> [Given exercise] Retype the material that follows, keeping every word as it is.

> [Exercise input]
━━━━━━━━━━

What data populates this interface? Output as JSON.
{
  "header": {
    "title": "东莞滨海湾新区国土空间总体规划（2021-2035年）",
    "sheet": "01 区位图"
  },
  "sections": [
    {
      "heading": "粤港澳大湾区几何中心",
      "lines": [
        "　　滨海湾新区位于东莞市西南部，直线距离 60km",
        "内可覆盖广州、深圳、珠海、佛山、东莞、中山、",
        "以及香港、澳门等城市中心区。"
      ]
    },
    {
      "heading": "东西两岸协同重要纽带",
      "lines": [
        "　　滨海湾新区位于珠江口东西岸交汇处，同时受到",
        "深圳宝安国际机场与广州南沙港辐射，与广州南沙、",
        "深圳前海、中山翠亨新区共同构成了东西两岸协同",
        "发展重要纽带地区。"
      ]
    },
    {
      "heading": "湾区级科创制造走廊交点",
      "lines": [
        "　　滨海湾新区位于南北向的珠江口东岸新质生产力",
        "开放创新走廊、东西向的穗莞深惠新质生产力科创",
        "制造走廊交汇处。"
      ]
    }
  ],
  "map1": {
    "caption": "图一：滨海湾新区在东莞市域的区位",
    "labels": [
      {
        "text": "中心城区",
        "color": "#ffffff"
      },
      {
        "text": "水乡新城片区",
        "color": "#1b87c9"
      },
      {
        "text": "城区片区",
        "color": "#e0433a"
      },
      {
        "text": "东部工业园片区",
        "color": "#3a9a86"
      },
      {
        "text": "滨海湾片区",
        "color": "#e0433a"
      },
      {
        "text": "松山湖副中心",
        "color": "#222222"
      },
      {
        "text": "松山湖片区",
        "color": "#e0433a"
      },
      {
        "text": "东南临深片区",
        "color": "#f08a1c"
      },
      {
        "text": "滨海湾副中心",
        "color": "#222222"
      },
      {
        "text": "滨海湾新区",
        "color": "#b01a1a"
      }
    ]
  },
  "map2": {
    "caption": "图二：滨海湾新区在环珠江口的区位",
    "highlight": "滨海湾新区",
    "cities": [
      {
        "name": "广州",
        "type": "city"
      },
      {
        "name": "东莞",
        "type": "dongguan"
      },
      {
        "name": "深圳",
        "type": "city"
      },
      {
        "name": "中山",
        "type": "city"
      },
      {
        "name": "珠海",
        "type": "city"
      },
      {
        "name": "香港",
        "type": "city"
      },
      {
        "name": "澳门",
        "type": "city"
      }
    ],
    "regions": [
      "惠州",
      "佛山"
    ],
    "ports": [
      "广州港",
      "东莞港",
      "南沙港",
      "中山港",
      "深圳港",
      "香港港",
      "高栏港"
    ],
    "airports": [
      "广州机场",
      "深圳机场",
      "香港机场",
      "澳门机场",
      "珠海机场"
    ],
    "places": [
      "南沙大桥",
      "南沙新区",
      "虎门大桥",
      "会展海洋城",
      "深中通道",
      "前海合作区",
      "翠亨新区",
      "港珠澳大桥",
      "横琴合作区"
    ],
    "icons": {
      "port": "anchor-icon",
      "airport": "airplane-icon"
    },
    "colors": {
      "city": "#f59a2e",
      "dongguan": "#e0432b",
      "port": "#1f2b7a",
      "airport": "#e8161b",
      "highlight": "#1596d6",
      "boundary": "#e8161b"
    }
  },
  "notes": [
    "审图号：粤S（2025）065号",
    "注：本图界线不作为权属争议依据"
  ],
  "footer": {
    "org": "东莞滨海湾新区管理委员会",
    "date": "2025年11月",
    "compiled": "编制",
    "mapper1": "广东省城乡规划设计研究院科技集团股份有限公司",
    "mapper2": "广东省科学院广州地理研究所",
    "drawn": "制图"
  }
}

━━━━━━━━━━

> [Response]
What data populates this interface? Output as JSON.
{
  "header": {
    "title": "东莞滨海湾新区国土空间总体规划（2021-2035年）",
    "sheet": "01 区位图"
  },
  "sections": [
    {
      "heading": "粤港澳大湾区几何中心",
      "lines": [
        "　　滨海湾新区位于东莞市西南部，直线距离 60km",
        "内可覆盖广州、深圳、珠海、佛山、东莞、中山、",
        "以及香港、澳门等城市中心区。"
      ]
    },
    {
      "heading": "东西两岸协同重要纽带",
      "lines": [
        "　　滨海湾新区位于珠江口东西岸交汇处，同时受到",
        "深圳宝安国际机场与广州南沙港辐射，与广州南沙、",
        "深圳前海、中山翠亨新区共同构成了东西两岸协同",
        "发展重要纽带地区。"
      ]
    },
    {
      "heading": "湾区级科创制造走廊交点",
      "lines": [
        "　　滨海湾新区位于南北向的珠江口东岸新质生产力",
        "开放创新走廊、东西向的穗莞深惠新质生产力科创",
        "制造走廊交汇处。"
      ]
    }
  ],
  "map1": {
    "caption": "图一：滨海湾新区在东莞市域的区位",
    "labels": [
      {
        "text": "中心城区",
        "color": "#ffffff"
      },
      {
        "text": "水乡新城片区",
        "color": "#1b87c9"
      },
      {
        "text": "城区片区",
        "color": "#e0433a"
      },
      {
        "text": "东部工业园片区",
        "color": "#3a9a86"
      },
      {
        "text": "滨海湾片区",
        "color": "#e0433a"
      },
      {
        "text": "松山湖副中心",
        "color": "#222222"
      },
      {
        "text": "松山湖片区",
        "color": "#e0433a"
      },
      {
        "text": "东南临深片区",
        "color": "#f08a1c"
      },
      {
        "text": "滨海湾副中心",
        "color": "#222222"
      },
      {
        "text": "滨海湾新区",
        "color": "#b01a1a"
      }
    ]
  },
  "map2": {
    "caption": "图二：滨海湾新区在环珠江口的区位",
    "highlight": "滨海湾新区",
    "cities": [
      {
        "name": "广州",
        "type": "city"
      },
      {
        "name": "东莞",
        "type": "dongguan"
      },
      {
        "name": "深圳",
        "type": "city"
      },
      {
        "name": "中山",
        "type": "city"
      },
      {
        "name": "珠海",
        "type": "city"
      },
      {
        "name": "香港",
        "type": "city"
      },
      {
        "name": "澳门",
        "type": "city"
      }
    ],
    "regions": [
      "惠州",
      "佛山"
    ],
    "ports": [
      "广州港",
      "东莞港",
      "南沙港",
      "中山港",
      "深圳港",
      "香港港",
      "高栏港"
    ],
    "airports": [
      "广州机场",
      "深圳机场",
      "香港机场",
      "澳门机场",
      "珠海机场"
    ],
    "places": [
      "南沙大桥",
      "南沙新区",
      "虎门大桥",
      "会展海洋城",
      "深中通道",
      "前海合作区",
      "翠亨新区",
      "港珠澳大桥",
      "横琴合作区"
    ],
    "icons": {
      "port": "anchor-icon",
      "airport": "airplane-icon"
    },
    "colors": {
      "city": "#f59a2e",
      "dongguan": "#e0432b",
      "port": "#1f2b7a",
      "airport": "#e8161b",
      "highlight": "#1596d6",
      "boundary": "#e8161b"
    }
  },
  "notes": [
    "审图号：粤S（2025）065号",
    "注：本图界线不作为权属争议依据"
  ],
  "footer": {
    "org": "东莞滨海湾新区管理委员会",
    "date": "2025年11月",
    "compiled": "编制",
    "mapper1": "广东省城乡规划设计研究院科技集团股份有限公司",
    "mapper2": "广东省科学院广州地理研究所",
    "drawn": "制图"
  }
}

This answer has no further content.